>> Start INPUT MATERIAL
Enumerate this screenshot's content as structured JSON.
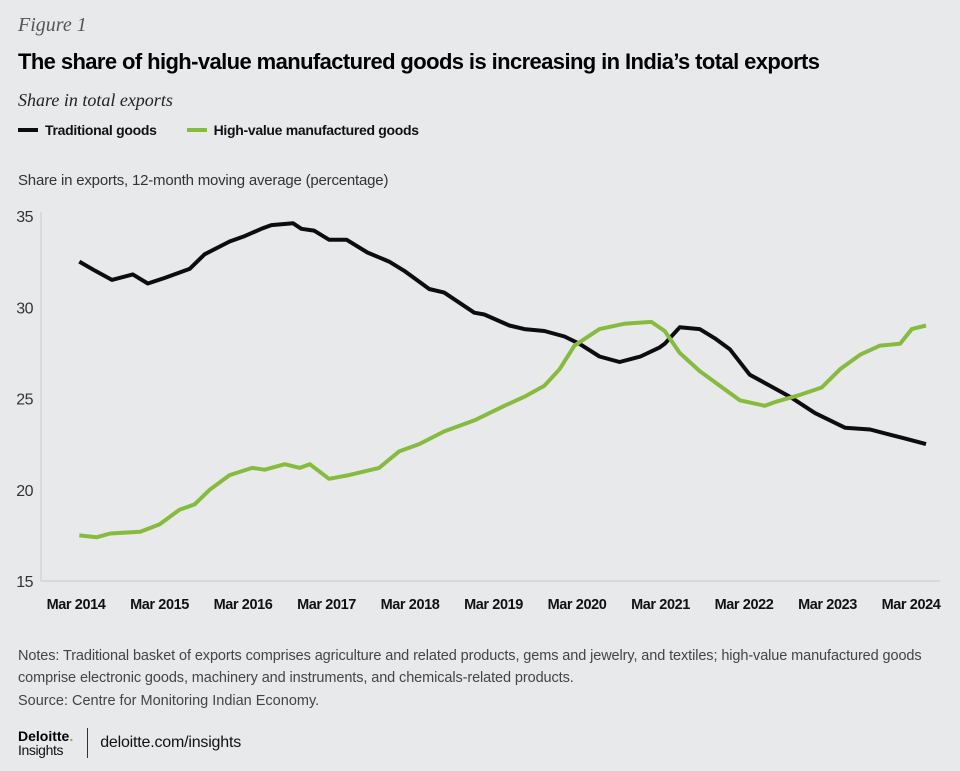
{
  "figure_label": "Figure 1",
  "title": "The share of high-value manufactured goods is increasing in India’s total exports",
  "subtitle": "Share in total exports",
  "legend": [
    {
      "label": "Traditional goods",
      "color": "#0d0d0d"
    },
    {
      "label": "High-value manufactured goods",
      "color": "#86bc3d"
    }
  ],
  "notes": "Notes: Traditional basket of exports comprises agriculture and related products, gems and jewelry, and textiles; high-value manufactured goods comprise electronic goods, machinery and instruments, and chemicals-related products.",
  "source": "Source: Centre for Monitoring Indian Economy.",
  "footer": {
    "brand_top": "Deloitte",
    "brand_dot": ".",
    "brand_bottom": "Insights",
    "url": "deloitte.com/insights"
  },
  "chart_data": {
    "type": "line",
    "title": "The share of high-value manufactured goods is increasing in India’s total exports",
    "subtitle": "Share in total exports",
    "xlabel": "",
    "ylabel": "Share in exports, 12-month moving average (percentage)",
    "ylim": [
      15,
      35
    ],
    "yticks": [
      "15",
      "20",
      "25",
      "30",
      "35"
    ],
    "xlim": [
      2014.17,
      2024.6
    ],
    "xticks": [
      {
        "label": "Mar 2014",
        "x": 2014.17
      },
      {
        "label": "Mar 2015",
        "x": 2015.17
      },
      {
        "label": "Mar 2016",
        "x": 2016.17
      },
      {
        "label": "Mar 2017",
        "x": 2017.17
      },
      {
        "label": "Mar 2018",
        "x": 2018.17
      },
      {
        "label": "Mar 2019",
        "x": 2019.17
      },
      {
        "label": "Mar 2020",
        "x": 2020.17
      },
      {
        "label": "Mar 2021",
        "x": 2021.17
      },
      {
        "label": "Mar 2022",
        "x": 2022.17
      },
      {
        "label": "Mar 2023",
        "x": 2023.17
      },
      {
        "label": "Mar 2024",
        "x": 2024.17
      }
    ],
    "grid": false,
    "legend_position": "top-left",
    "series": [
      {
        "name": "Traditional goods",
        "color": "#0d0d0d",
        "x": [
          2014.21,
          2014.4,
          2014.6,
          2014.85,
          2015.03,
          2015.23,
          2015.53,
          2015.71,
          2016.01,
          2016.19,
          2016.39,
          2016.51,
          2016.77,
          2016.87,
          2017.02,
          2017.2,
          2017.41,
          2017.66,
          2017.92,
          2018.1,
          2018.4,
          2018.58,
          2018.94,
          2019.06,
          2019.36,
          2019.54,
          2019.78,
          2020.02,
          2020.2,
          2020.44,
          2020.68,
          2020.93,
          2021.16,
          2021.22,
          2021.4,
          2021.64,
          2021.82,
          2022.0,
          2022.24,
          2022.48,
          2022.72,
          2023.02,
          2023.38,
          2023.68,
          2024.1,
          2024.35
        ],
        "values": [
          32.5,
          32.0,
          31.5,
          31.8,
          31.3,
          31.6,
          32.1,
          32.9,
          33.6,
          33.9,
          34.3,
          34.5,
          34.6,
          34.3,
          34.2,
          33.7,
          33.7,
          33.0,
          32.5,
          32.0,
          31.0,
          30.8,
          29.7,
          29.6,
          29.0,
          28.8,
          28.7,
          28.4,
          28.0,
          27.3,
          27.0,
          27.3,
          27.8,
          28.0,
          28.9,
          28.8,
          28.3,
          27.7,
          26.3,
          25.7,
          25.1,
          24.2,
          23.4,
          23.3,
          22.8,
          22.5
        ]
      },
      {
        "name": "High-value manufactured goods",
        "color": "#86bc3d",
        "x": [
          2014.21,
          2014.42,
          2014.58,
          2014.94,
          2015.17,
          2015.41,
          2015.59,
          2015.77,
          2016.01,
          2016.28,
          2016.43,
          2016.67,
          2016.85,
          2016.97,
          2017.2,
          2017.44,
          2017.8,
          2018.04,
          2018.28,
          2018.58,
          2018.94,
          2019.3,
          2019.54,
          2019.78,
          2019.96,
          2020.14,
          2020.44,
          2020.74,
          2021.06,
          2021.22,
          2021.4,
          2021.64,
          2021.88,
          2022.12,
          2022.42,
          2022.54,
          2022.84,
          2023.1,
          2023.32,
          2023.56,
          2023.8,
          2024.04,
          2024.18,
          2024.35
        ],
        "values": [
          17.5,
          17.4,
          17.6,
          17.7,
          18.1,
          18.9,
          19.2,
          20.0,
          20.8,
          21.2,
          21.1,
          21.4,
          21.2,
          21.4,
          20.6,
          20.8,
          21.2,
          22.1,
          22.5,
          23.2,
          23.8,
          24.6,
          25.1,
          25.7,
          26.6,
          27.9,
          28.8,
          29.1,
          29.2,
          28.7,
          27.5,
          26.5,
          25.7,
          24.9,
          24.6,
          24.8,
          25.2,
          25.6,
          26.6,
          27.4,
          27.9,
          28.0,
          28.8,
          29.0
        ]
      }
    ]
  }
}
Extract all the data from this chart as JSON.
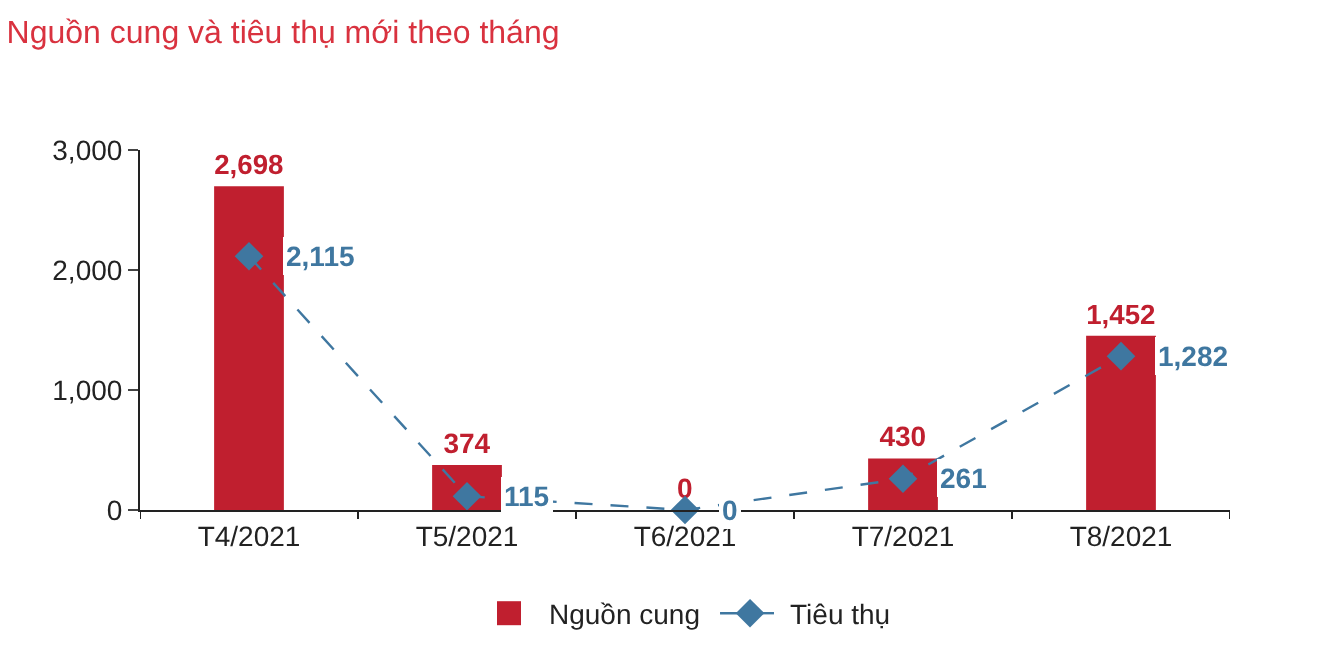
{
  "chart_data": {
    "type": "bar",
    "title": "Nguồn cung và tiêu thụ mới theo tháng",
    "categories": [
      "T4/2021",
      "T5/2021",
      "T6/2021",
      "T7/2021",
      "T8/2021"
    ],
    "series": [
      {
        "name": "Nguồn cung",
        "color": "#c01f2f",
        "values": [
          2698,
          374,
          0,
          430,
          1452
        ],
        "value_labels": [
          "2,698",
          "374",
          "0",
          "430",
          "1,452"
        ]
      },
      {
        "name": "Tiêu thụ",
        "type": "line",
        "color": "#3f77a0",
        "values": [
          2115,
          115,
          0,
          261,
          1282
        ],
        "value_labels": [
          "2,115",
          "115",
          "0",
          "261",
          "1,282"
        ],
        "marker": "diamond",
        "line_style": "dashed"
      }
    ],
    "ylim": [
      0,
      3000
    ],
    "yticks": [
      {
        "value": 0,
        "label": "0"
      },
      {
        "value": 1000,
        "label": "1,000"
      },
      {
        "value": 2000,
        "label": "2,000"
      },
      {
        "value": 3000,
        "label": "3,000"
      }
    ],
    "grid": false,
    "legend": "bottom"
  }
}
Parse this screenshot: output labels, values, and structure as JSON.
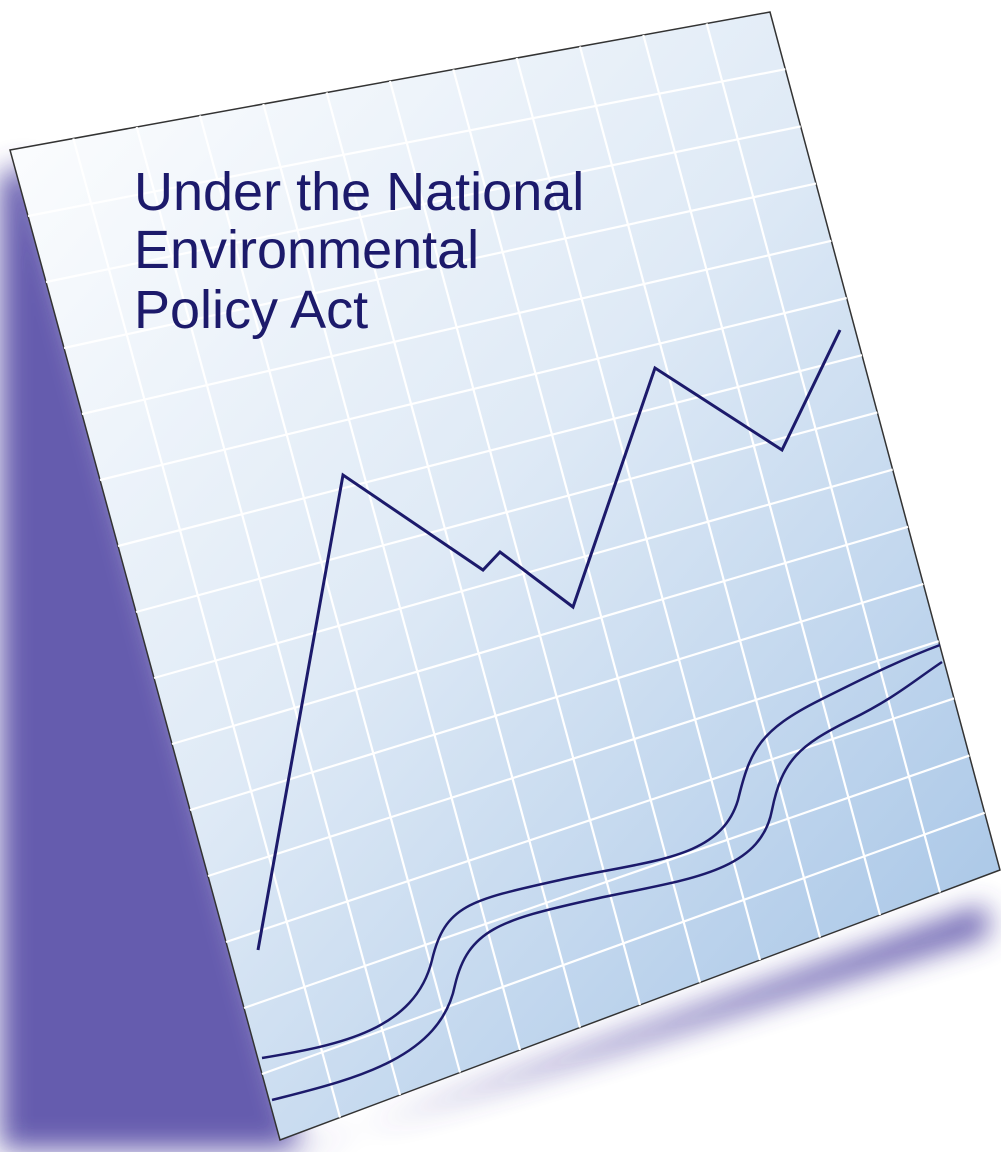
{
  "cover": {
    "title_lines": [
      "Under the National",
      "Environmental",
      "Policy Act"
    ]
  }
}
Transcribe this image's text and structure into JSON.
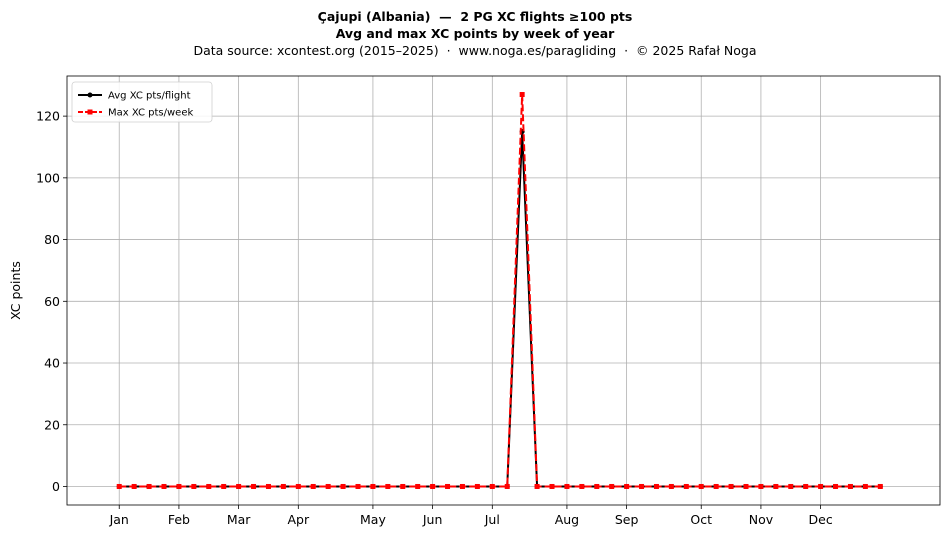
{
  "title": "Çajupi (Albania)  —  2 PG XC flights ≥100 pts",
  "subtitle": "Avg and max XC points by week of year",
  "source_line": "Data source: xcontest.org (2015–2025)  ·  www.noga.es/paragliding  ·  © 2025 Rafał Noga",
  "chart_data": {
    "type": "line",
    "title": "Çajupi (Albania)  —  2 PG XC flights ≥100 pts",
    "subtitle": "Avg and max XC points by week of year",
    "xlabel": "",
    "ylabel": "XC points",
    "ylim": [
      -6,
      133
    ],
    "xlim": [
      -2.5,
      56
    ],
    "yticks": [
      0,
      20,
      40,
      60,
      80,
      100,
      120
    ],
    "month_ticks": [
      {
        "label": "Jan",
        "week": 1
      },
      {
        "label": "Feb",
        "week": 5
      },
      {
        "label": "Mar",
        "week": 9
      },
      {
        "label": "Apr",
        "week": 13
      },
      {
        "label": "May",
        "week": 18
      },
      {
        "label": "Jun",
        "week": 22
      },
      {
        "label": "Jul",
        "week": 26
      },
      {
        "label": "Aug",
        "week": 31
      },
      {
        "label": "Sep",
        "week": 35
      },
      {
        "label": "Oct",
        "week": 40
      },
      {
        "label": "Nov",
        "week": 44
      },
      {
        "label": "Dec",
        "week": 48
      }
    ],
    "grid": true,
    "legend_position": "top-left",
    "x": [
      1,
      2,
      3,
      4,
      5,
      6,
      7,
      8,
      9,
      10,
      11,
      12,
      13,
      14,
      15,
      16,
      17,
      18,
      19,
      20,
      21,
      22,
      23,
      24,
      25,
      26,
      27,
      28,
      29,
      30,
      31,
      32,
      33,
      34,
      35,
      36,
      37,
      38,
      39,
      40,
      41,
      42,
      43,
      44,
      45,
      46,
      47,
      48,
      49,
      50,
      51,
      52
    ],
    "series": [
      {
        "name": "Avg XC pts/flight",
        "color": "#000000",
        "style": "solid-circle",
        "values": [
          0,
          0,
          0,
          0,
          0,
          0,
          0,
          0,
          0,
          0,
          0,
          0,
          0,
          0,
          0,
          0,
          0,
          0,
          0,
          0,
          0,
          0,
          0,
          0,
          0,
          0,
          0,
          115,
          0,
          0,
          0,
          0,
          0,
          0,
          0,
          0,
          0,
          0,
          0,
          0,
          0,
          0,
          0,
          0,
          0,
          0,
          0,
          0,
          0,
          0,
          0,
          0
        ]
      },
      {
        "name": "Max XC pts/week",
        "color": "#ff0000",
        "style": "dashed-square",
        "values": [
          0,
          0,
          0,
          0,
          0,
          0,
          0,
          0,
          0,
          0,
          0,
          0,
          0,
          0,
          0,
          0,
          0,
          0,
          0,
          0,
          0,
          0,
          0,
          0,
          0,
          0,
          0,
          127,
          0,
          0,
          0,
          0,
          0,
          0,
          0,
          0,
          0,
          0,
          0,
          0,
          0,
          0,
          0,
          0,
          0,
          0,
          0,
          0,
          0,
          0,
          0,
          0
        ]
      }
    ]
  }
}
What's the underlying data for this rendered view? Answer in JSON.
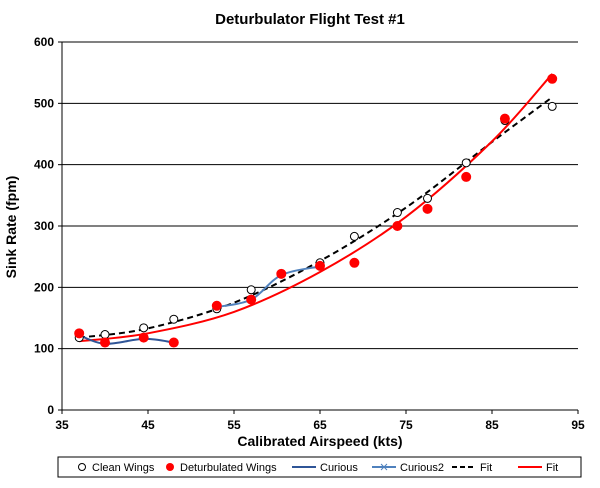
{
  "chart_data": {
    "type": "scatter",
    "title": "Deturbulator Flight Test #1",
    "xlabel": "Calibrated Airspeed  (kts)",
    "ylabel": "Sink Rate (fpm)",
    "xlim": [
      35,
      95
    ],
    "ylim": [
      0,
      600
    ],
    "xticks": [
      35,
      45,
      55,
      65,
      75,
      85,
      95
    ],
    "yticks": [
      0,
      100,
      200,
      300,
      400,
      500,
      600
    ],
    "grid": "horizontal",
    "legend_position": "bottom",
    "series": [
      {
        "name": "Clean Wings",
        "kind": "markers",
        "marker": "open-circle",
        "color": "#000000",
        "points": [
          [
            37,
            118
          ],
          [
            40,
            123
          ],
          [
            44.5,
            134
          ],
          [
            48,
            148
          ],
          [
            53,
            165
          ],
          [
            57,
            196
          ],
          [
            65,
            240
          ],
          [
            69,
            283
          ],
          [
            74,
            322
          ],
          [
            77.5,
            345
          ],
          [
            82,
            403
          ],
          [
            86.5,
            472
          ],
          [
            92,
            495
          ]
        ]
      },
      {
        "name": "Deturbulated Wings",
        "kind": "markers",
        "marker": "filled-circle",
        "color": "#ff0000",
        "points": [
          [
            37,
            125
          ],
          [
            40,
            110
          ],
          [
            44.5,
            118
          ],
          [
            48,
            110
          ],
          [
            53,
            170
          ],
          [
            57,
            180
          ],
          [
            60.5,
            222
          ],
          [
            65,
            235
          ],
          [
            69,
            240
          ],
          [
            74,
            300
          ],
          [
            77.5,
            328
          ],
          [
            82,
            380
          ],
          [
            86.5,
            475
          ],
          [
            92,
            540
          ]
        ]
      },
      {
        "name": "Curious",
        "kind": "line",
        "color": "#2f5597",
        "points": [
          [
            37,
            122
          ],
          [
            40,
            108
          ],
          [
            44.5,
            116
          ],
          [
            48,
            110
          ]
        ]
      },
      {
        "name": "Curious2",
        "kind": "line",
        "color": "#4f81bd",
        "points": [
          [
            53,
            168
          ],
          [
            57,
            180
          ],
          [
            60.5,
            220
          ],
          [
            65,
            234
          ]
        ]
      },
      {
        "name": "Fit",
        "kind": "curve",
        "dash": "dashed",
        "color": "#000000",
        "points": [
          [
            37,
            118
          ],
          [
            45,
            133
          ],
          [
            55,
            175
          ],
          [
            65,
            243
          ],
          [
            75,
            330
          ],
          [
            85,
            437
          ],
          [
            92,
            510
          ]
        ]
      },
      {
        "name": "Fit",
        "kind": "curve",
        "dash": "solid",
        "color": "#ff0000",
        "points": [
          [
            37,
            112
          ],
          [
            45,
            125
          ],
          [
            55,
            160
          ],
          [
            65,
            225
          ],
          [
            75,
            315
          ],
          [
            85,
            438
          ],
          [
            92,
            548
          ]
        ]
      }
    ]
  }
}
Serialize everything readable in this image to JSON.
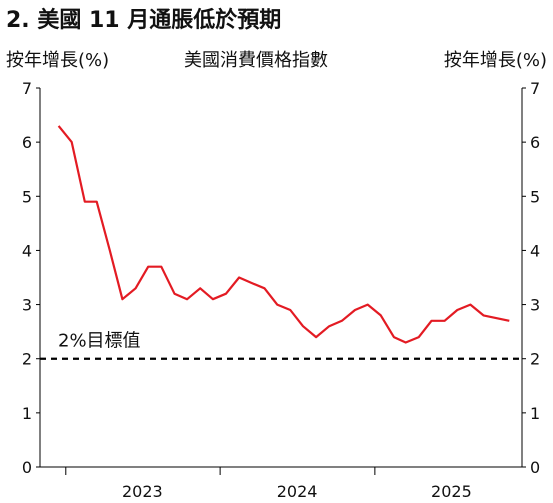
>> End INPUT MATERIAL
TASK
From the listing, tally every line with the word "circle" in it and give only the tally.

PROBLEM SOLUTION
3